*** TESTO SELEZIONATO ***

Cultura e Spettacolo

Lucca – Il restauro del Volto Santo: novità sorprendenti sulle cromie

di Antonietta Bandelloni – Procede a pieno ritmo il restauro del Volto Santo nel cantiere allestito all’interno del transetto nord della cattedrale di San Martino. Durante le indagini diagnostiche sono venute alla luce inaspettate sorprese

Procede a pieno ritmo il restauro del Volto Santo nel cantiere allestito all’interno del transetto nord della cattedrale di San Martino.

La preziosa opera che, leggenda narra, non fosse fatta da mano d’uomo, in un primo momento è stata messa in sicurezza e ricoperta con le indispensabili velinature protettive. Successivamente, il primo dicembre 2022, mediante un’operazione complessa e delicata è stata rimossa dal tempietto di Matteo Civitali che la ospita dalla fine del quattrocento per consentire agli addetti ai lavori di eseguire studi approfonditi sulla scultura e sulla croce.

*** DATI ARCHIVIATI ***

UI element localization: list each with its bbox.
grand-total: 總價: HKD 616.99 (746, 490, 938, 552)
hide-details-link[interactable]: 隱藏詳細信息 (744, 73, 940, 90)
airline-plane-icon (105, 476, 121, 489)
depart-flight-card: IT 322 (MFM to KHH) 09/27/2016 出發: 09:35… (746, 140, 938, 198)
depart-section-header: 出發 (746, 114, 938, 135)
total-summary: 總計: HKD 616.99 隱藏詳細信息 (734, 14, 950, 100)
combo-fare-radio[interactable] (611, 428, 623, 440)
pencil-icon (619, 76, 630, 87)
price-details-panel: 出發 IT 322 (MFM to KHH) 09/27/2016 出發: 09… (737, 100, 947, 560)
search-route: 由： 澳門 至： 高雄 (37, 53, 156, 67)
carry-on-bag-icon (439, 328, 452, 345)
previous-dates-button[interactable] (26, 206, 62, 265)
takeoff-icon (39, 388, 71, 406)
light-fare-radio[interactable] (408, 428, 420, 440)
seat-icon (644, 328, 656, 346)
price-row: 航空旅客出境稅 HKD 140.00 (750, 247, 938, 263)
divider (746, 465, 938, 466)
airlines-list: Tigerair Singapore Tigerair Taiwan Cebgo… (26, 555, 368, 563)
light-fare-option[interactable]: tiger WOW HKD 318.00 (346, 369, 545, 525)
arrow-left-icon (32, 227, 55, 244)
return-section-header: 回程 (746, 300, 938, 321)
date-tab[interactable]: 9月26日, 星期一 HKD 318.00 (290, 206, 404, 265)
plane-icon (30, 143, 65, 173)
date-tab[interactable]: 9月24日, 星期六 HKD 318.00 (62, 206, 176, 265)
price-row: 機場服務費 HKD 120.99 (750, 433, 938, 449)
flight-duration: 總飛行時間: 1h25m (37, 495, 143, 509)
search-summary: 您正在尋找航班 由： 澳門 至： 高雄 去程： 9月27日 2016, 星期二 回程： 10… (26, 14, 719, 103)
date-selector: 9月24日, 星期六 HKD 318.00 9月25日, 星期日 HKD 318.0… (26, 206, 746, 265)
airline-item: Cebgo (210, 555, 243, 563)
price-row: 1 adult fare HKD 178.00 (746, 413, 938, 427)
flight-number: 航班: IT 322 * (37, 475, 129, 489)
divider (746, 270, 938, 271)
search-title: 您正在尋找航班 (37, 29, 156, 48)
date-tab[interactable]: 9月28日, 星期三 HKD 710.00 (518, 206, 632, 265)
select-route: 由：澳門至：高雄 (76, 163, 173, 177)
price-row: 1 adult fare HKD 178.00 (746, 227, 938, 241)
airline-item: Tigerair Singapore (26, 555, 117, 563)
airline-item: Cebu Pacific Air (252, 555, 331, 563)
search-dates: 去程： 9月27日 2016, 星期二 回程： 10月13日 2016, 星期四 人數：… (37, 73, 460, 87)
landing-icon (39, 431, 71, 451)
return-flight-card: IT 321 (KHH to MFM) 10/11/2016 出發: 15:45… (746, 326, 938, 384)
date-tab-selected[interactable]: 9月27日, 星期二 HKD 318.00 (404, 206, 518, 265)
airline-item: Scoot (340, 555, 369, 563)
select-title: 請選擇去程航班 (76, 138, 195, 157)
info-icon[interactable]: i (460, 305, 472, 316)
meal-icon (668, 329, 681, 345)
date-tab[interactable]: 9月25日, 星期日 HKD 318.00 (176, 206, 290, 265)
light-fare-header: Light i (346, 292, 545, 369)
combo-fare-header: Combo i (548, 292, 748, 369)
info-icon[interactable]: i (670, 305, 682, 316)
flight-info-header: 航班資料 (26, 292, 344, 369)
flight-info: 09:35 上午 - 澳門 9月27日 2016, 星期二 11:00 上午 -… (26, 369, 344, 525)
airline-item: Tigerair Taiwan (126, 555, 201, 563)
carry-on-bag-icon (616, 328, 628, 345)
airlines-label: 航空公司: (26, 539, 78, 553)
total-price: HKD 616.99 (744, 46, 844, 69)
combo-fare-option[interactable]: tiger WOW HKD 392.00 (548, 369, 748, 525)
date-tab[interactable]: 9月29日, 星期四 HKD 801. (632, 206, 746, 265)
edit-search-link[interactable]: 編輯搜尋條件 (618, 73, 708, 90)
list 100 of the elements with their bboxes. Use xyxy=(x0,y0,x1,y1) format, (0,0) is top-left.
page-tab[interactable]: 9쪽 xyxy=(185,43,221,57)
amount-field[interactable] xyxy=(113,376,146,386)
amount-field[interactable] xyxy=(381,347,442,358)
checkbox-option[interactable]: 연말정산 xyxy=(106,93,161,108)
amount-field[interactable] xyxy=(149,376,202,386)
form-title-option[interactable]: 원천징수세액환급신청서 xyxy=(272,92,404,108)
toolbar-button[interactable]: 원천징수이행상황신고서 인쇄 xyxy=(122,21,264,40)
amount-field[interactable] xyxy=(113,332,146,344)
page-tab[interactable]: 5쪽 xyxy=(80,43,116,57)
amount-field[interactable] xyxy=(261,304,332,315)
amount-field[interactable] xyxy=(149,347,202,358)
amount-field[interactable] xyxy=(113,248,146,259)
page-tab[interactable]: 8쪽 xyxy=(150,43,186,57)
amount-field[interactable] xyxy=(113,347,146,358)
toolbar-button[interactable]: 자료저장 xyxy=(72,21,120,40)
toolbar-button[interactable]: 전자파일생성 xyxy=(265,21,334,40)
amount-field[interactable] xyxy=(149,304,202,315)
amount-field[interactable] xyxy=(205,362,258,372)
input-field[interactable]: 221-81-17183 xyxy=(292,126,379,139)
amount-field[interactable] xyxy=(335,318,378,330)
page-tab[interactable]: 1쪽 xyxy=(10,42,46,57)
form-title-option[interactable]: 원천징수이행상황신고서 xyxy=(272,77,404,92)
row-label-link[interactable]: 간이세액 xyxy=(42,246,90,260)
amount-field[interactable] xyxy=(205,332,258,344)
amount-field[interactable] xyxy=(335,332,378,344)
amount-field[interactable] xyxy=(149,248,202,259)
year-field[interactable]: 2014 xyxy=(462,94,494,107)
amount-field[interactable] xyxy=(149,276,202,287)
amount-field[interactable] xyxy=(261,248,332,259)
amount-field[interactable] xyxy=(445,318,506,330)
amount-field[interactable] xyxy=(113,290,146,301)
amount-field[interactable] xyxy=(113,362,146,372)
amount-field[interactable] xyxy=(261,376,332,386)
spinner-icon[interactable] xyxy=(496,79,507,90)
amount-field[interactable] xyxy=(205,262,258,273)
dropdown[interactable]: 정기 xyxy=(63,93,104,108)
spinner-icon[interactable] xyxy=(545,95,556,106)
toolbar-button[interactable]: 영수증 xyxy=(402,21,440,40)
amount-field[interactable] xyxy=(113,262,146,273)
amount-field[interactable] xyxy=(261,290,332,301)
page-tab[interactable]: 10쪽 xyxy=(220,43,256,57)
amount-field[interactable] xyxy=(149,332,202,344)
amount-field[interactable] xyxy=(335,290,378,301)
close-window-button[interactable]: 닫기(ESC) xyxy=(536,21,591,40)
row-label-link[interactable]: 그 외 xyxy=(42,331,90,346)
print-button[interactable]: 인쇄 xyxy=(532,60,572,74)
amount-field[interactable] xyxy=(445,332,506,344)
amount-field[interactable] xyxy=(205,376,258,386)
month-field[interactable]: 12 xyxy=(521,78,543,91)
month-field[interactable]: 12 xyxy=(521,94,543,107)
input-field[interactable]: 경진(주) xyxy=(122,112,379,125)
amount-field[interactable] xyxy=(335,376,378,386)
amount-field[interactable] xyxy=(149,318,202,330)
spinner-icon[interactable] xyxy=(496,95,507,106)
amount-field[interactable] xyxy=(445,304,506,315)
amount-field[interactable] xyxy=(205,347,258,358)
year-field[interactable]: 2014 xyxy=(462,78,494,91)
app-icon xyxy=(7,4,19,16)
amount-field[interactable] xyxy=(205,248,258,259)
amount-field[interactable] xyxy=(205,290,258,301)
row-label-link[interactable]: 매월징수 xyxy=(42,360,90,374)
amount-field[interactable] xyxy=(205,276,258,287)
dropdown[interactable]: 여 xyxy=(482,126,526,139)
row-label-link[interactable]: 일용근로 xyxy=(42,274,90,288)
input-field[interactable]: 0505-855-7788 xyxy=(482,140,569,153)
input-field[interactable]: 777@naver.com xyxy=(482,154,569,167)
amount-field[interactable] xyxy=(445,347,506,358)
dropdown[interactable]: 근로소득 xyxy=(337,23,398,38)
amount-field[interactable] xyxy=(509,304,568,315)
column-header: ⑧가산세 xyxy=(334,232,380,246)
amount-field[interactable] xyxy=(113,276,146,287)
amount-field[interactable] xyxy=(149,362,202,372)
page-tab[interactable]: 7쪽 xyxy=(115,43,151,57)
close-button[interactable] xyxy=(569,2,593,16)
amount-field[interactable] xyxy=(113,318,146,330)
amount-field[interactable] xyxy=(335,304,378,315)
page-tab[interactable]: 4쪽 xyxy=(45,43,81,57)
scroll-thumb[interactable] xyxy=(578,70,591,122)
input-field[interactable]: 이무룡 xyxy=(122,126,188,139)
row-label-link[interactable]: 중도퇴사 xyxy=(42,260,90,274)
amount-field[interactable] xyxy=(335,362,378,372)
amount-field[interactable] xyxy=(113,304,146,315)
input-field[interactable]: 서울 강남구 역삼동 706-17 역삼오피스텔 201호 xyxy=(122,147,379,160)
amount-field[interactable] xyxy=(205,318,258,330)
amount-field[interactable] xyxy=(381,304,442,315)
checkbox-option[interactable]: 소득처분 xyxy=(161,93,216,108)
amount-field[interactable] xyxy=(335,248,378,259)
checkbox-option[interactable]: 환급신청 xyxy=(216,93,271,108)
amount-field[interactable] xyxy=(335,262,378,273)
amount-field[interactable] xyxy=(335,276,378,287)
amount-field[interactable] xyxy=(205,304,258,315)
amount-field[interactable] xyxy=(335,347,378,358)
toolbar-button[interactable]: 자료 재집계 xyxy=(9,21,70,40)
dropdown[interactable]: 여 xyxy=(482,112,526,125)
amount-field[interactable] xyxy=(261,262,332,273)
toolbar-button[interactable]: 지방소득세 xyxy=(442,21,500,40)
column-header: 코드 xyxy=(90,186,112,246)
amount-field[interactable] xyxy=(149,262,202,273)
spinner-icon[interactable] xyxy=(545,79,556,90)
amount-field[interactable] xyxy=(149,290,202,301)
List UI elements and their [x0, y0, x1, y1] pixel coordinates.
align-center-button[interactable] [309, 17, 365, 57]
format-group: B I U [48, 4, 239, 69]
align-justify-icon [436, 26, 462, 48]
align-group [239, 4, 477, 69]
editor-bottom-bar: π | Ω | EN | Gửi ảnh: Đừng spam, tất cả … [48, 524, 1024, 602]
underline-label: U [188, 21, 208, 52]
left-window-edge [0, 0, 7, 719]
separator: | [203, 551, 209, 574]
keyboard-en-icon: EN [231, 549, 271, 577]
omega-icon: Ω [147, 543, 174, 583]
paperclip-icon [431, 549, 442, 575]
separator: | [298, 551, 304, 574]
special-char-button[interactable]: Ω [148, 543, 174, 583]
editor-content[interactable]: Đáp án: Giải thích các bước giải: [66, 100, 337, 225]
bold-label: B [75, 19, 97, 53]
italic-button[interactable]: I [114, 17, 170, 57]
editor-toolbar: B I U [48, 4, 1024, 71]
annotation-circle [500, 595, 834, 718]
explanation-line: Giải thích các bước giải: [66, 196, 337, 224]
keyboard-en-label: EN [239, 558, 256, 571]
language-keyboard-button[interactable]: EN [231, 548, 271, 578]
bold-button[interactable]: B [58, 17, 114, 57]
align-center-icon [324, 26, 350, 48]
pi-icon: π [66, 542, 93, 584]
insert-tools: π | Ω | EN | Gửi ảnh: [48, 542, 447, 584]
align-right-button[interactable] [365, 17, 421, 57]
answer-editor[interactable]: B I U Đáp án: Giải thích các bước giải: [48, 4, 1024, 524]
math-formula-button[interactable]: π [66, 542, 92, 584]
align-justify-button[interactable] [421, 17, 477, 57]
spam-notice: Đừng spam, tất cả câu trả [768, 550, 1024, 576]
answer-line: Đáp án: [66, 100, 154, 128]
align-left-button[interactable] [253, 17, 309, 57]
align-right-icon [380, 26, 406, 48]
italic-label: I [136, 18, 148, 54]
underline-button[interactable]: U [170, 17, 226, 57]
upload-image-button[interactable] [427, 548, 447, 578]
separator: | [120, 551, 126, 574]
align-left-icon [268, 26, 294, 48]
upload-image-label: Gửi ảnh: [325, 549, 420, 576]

***

• _OBIETTIVO DEL COMPITO_:
Trascriva per intero il testo sul restauro del Volto Santo, senza modificarne nulla.

• _SOLUZIONE SCRITTA_:
Cultura e Spettacolo

Lucca – Il restauro del Volto Santo: novità sorprendenti sulle cromie

di Antonietta Bandelloni – Procede a pieno ritmo il restauro del Volto Santo nel cantiere allestito all’interno del transetto nord della cattedrale di San Martino. Durante le indagini diagnostiche sono venute alla luce inaspettate sorprese

Procede a pieno ritmo il restauro del Volto Santo nel cantiere allestito all’interno del transetto nord della cattedrale di San Martino.

La preziosa opera che, leggenda narra, non fosse fatta da mano d’uomo, in un primo momento è stata messa in sicurezza e ricoperta con le indispensabili velinature protettive. Successivamente, il primo dicembre 2022, mediante un’operazione complessa e delicata è stata rimossa dal tempietto di Matteo Civitali che la ospita dalla fine del quattrocento per consentire agli addetti ai lavori di eseguire studi approfonditi sulla scultura e sulla croce.